POKAZANY FRAGMENT:

Dzisiaj kolejne dwa sposoby na to, by od maksymalnie zamurowanych przeciwników jednak jakąś wartość wyciągnąć. Wiemy już, że w grze przeciwko nitowi dosyć łatwo powinna nam pójść kradzież blindów. Tego typu zawodnicy grają wyłącznie z dobrymi rękami – inne wyrzucają.
Po drugie – jeżeli taki zawodnik jednak podbije przed flopem, chcąc nam ukraść blindy (bo gracze tight też wiedzą, na czym gra polega), re-raisujmy go śmiało. Powód taki sam – nie będzie bronił swojej ręki, jeśli nie będzie to ręka typu „monster”.
Bez zbędnych słów idziemy do sposobu numer trzy.
3. Kontynuujmy betowanie po flopie
Czasami zdarzy się tak, że nasze uderzenie przed flopem niewystarczająco wstrząśnie naszym nitem, i trzeba poprawić po flopie. Czasami nasz rywal sprawdzi nasze podbicie pre-flop lub sprawdzi nasz 3-bet przed flopem. Co wtedy?

ZADANIA DO WYKONANIA:
[1] We fragmencie o grze przeciwko nitowi skróć do krótkiej listy akapit zaczynający się od słów „Po drugie – jeżeli taki zawodnik”, zachowując jego główne informacje.
[2] Określ, czy poniższe stwierdzenia zgadzają się z fragmentem o grze przeciwko nitowi. Przy każdym odpowiedz tak lub nie i dosłownie przytocz rozstrzygające słowa tekstu.
(a) Nit gra wyłącznie z dobrymi rękami.
(b) Przeciwko nitowi kradzież blindów powinna być trudna.
(c) Sposób numer trzy polega na kontynuowaniu betowania po flopie.
[3] Powtórz dosłownie tę część fragmentu o grze przeciwko nitowi, która otwiera się słowami zawierającymi „Dzisiaj kolejne dwa”, a zamyka się na „rękami – inne wyrzucają.”.

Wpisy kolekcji
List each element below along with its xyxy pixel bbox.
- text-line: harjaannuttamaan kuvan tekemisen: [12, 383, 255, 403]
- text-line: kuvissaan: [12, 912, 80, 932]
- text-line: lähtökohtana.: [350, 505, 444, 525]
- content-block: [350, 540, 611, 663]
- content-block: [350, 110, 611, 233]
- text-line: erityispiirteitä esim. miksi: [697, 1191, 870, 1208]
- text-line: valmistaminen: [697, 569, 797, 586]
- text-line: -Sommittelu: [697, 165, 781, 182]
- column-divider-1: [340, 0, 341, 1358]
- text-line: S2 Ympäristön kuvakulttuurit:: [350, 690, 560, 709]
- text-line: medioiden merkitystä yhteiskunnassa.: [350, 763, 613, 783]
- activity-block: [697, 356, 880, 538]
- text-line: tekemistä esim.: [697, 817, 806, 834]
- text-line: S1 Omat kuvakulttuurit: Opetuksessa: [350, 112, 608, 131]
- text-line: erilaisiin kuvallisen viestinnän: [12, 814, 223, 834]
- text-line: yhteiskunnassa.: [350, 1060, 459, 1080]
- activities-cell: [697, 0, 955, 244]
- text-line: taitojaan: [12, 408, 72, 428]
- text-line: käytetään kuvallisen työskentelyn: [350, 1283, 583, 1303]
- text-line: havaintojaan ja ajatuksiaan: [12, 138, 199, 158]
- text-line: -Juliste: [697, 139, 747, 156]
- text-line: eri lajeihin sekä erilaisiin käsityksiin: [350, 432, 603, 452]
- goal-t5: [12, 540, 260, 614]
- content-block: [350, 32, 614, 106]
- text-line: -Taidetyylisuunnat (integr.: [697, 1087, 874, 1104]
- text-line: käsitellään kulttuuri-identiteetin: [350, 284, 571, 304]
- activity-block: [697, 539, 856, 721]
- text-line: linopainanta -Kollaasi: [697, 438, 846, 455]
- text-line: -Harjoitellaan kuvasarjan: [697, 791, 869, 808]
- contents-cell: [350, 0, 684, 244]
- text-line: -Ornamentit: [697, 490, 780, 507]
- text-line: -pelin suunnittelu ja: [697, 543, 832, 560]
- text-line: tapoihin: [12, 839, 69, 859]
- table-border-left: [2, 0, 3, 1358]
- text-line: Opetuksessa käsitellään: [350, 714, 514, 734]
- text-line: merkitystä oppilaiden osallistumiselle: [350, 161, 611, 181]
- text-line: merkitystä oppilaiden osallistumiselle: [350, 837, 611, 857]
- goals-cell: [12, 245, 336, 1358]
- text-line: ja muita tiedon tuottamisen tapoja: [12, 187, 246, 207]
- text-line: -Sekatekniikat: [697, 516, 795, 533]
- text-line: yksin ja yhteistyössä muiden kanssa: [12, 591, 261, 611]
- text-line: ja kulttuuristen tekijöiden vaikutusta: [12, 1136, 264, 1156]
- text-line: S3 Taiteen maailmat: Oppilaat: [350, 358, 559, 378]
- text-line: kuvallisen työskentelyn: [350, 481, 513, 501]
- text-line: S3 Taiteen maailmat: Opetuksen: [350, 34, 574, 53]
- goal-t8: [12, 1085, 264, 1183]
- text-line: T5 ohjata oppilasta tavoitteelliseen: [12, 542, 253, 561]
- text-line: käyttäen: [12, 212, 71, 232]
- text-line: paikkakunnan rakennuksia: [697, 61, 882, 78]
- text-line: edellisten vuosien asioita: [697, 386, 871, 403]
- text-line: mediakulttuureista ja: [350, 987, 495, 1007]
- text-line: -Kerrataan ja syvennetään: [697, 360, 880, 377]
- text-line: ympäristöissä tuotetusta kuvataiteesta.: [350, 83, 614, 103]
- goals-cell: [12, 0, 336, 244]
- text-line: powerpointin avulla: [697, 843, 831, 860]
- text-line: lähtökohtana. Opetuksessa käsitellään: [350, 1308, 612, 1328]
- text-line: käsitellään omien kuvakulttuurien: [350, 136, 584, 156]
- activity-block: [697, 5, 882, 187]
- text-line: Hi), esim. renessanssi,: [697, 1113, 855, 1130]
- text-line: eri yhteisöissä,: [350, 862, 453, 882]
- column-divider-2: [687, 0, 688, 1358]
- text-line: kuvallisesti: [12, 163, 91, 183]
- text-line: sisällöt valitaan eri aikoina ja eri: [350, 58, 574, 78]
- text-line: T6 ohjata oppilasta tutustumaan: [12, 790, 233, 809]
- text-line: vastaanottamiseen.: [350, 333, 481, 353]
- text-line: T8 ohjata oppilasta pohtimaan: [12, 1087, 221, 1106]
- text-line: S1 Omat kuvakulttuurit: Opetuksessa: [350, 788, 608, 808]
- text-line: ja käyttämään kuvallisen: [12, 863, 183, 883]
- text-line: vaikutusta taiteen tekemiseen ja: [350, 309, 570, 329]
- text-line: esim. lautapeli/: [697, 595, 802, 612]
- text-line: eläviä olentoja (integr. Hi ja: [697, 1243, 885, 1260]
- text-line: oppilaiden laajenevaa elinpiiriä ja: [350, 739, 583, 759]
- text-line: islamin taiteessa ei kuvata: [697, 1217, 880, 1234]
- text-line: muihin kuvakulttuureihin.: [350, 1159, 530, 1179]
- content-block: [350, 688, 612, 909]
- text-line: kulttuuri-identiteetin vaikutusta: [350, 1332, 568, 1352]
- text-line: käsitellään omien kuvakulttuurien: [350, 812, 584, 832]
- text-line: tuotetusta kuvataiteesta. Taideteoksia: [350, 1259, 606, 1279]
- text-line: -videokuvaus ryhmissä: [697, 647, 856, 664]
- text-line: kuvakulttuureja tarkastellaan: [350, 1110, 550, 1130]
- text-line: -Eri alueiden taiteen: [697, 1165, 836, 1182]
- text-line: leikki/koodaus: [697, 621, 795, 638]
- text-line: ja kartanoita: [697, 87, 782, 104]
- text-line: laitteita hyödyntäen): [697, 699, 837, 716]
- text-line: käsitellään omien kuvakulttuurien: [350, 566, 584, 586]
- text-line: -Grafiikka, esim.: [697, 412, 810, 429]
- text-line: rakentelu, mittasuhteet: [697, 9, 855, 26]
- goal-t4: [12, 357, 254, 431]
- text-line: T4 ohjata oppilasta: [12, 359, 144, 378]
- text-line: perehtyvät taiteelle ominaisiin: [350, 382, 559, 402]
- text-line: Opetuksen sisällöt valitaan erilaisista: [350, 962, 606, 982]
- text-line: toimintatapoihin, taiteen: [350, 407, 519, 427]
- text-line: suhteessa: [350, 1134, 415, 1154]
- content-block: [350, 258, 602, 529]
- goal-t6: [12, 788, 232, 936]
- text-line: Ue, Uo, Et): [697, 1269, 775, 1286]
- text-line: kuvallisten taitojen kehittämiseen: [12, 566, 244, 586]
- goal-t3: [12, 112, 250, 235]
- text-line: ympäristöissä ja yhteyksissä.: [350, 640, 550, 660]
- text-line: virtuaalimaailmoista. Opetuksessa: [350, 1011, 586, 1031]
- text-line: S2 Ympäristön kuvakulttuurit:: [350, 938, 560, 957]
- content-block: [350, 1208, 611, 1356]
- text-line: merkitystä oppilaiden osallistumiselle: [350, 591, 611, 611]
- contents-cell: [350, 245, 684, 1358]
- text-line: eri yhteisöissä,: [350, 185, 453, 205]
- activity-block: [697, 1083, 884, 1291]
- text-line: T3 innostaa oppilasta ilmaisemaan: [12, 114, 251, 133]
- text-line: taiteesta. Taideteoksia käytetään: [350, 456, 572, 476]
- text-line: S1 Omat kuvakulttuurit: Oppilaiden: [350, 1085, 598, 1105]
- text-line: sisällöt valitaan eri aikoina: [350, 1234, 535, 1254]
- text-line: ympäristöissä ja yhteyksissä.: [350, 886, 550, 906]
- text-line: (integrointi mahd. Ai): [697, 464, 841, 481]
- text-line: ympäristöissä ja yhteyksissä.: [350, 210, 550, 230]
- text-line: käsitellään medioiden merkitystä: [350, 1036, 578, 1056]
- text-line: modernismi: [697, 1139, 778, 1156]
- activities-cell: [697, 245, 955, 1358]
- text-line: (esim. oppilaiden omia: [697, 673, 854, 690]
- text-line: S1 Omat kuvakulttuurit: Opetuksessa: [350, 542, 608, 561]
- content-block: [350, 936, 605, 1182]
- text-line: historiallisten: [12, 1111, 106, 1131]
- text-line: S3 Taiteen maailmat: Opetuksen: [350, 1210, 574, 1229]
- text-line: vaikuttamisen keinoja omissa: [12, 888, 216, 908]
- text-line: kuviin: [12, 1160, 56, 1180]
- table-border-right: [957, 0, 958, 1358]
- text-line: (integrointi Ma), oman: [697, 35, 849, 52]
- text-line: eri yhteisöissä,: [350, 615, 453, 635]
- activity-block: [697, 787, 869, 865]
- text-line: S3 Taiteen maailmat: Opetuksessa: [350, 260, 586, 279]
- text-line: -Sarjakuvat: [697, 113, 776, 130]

...

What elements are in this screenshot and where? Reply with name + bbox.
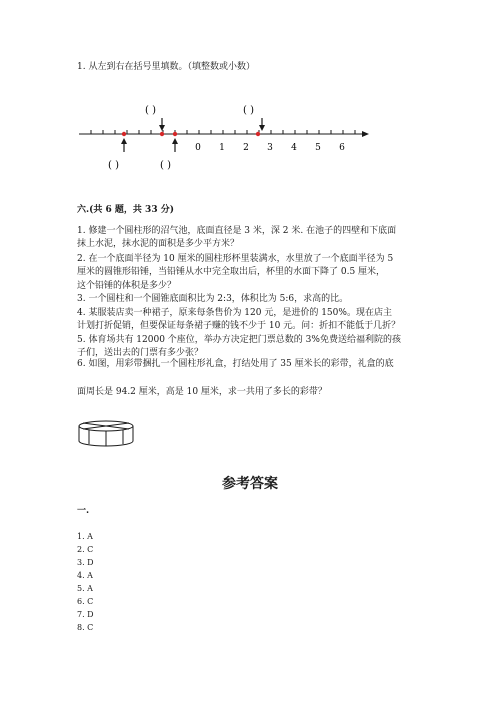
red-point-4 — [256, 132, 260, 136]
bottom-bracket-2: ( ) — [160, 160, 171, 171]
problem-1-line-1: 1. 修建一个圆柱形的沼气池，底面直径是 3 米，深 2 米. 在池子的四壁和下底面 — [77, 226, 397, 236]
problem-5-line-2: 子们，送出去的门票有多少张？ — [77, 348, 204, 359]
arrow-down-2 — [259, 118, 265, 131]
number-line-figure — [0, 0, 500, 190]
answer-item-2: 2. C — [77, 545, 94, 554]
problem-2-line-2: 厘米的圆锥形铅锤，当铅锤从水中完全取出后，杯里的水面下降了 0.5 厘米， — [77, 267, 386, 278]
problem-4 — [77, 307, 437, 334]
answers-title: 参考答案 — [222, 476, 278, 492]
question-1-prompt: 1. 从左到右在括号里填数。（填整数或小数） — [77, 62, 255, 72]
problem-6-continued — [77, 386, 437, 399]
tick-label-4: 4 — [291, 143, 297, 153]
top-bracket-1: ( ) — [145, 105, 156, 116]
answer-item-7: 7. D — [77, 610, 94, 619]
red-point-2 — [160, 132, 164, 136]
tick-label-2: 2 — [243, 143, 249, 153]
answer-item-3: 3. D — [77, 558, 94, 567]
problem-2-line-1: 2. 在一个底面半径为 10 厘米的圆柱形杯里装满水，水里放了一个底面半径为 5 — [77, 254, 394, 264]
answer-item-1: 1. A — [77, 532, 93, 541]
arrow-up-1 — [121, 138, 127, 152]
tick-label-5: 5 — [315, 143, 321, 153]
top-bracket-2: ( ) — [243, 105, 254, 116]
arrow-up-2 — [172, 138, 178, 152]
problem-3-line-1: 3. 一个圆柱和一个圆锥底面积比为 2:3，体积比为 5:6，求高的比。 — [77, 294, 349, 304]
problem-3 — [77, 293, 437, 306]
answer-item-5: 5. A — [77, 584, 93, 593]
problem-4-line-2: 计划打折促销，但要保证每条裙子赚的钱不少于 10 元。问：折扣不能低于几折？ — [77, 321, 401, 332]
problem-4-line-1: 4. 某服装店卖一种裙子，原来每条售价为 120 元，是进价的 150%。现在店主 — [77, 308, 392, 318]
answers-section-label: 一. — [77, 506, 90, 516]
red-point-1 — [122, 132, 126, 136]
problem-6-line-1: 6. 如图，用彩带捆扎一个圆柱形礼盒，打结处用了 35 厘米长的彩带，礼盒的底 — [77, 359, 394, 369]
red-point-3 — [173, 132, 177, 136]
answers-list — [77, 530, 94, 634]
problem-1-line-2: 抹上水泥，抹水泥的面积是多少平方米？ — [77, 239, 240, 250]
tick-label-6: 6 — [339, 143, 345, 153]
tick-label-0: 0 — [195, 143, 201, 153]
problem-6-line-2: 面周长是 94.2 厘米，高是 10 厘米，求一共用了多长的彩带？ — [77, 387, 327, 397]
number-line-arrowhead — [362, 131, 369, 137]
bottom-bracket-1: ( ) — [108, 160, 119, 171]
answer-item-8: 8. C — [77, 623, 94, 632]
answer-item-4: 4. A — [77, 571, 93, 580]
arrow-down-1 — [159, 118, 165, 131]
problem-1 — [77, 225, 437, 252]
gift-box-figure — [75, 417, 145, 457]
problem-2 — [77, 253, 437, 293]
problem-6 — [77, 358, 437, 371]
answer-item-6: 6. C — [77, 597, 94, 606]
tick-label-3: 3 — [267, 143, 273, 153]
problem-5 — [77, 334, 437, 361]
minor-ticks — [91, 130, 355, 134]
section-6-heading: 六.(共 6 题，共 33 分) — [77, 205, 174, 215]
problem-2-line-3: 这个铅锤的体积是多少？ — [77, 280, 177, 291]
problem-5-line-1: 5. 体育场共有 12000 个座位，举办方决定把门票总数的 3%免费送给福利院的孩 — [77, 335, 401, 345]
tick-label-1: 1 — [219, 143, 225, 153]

ODPOWIEDZI DO ZADAŃ:
[1]
- Gdy taki zawodnik podbija przed flopem, żeby ukraść blindy, warto go śmiało re-raisować.
- Próbuje kraść, bo gracze tight też wiedzą, na czym polega gra.
- Powód jest ten sam: nie będzie bronił ręki, jeśli to nie jest „monster”.

[2]
(a) Tak: „Tego typu zawodnicy grają wyłącznie z dobrymi rękami – inne wyrzucają.”
(b) Nie: „w grze przeciwko nitowi dosyć łatwo powinna nam pójść kradzież blindów”
(c) Tak: „3. Kontynuujmy betowanie po flopie”

[3]
Dzisiaj kolejne dwa sposoby na to, by od maksymalnie zamurowanych przeciwników jednak jakąś wartość wyciągnąć. Wiemy już, że w grze przeciwko nitowi dosyć łatwo powinna nam pójść kradzież blindów. Tego typu zawodnicy grają wyłącznie z dobrymi rękami – inne wyrzucają.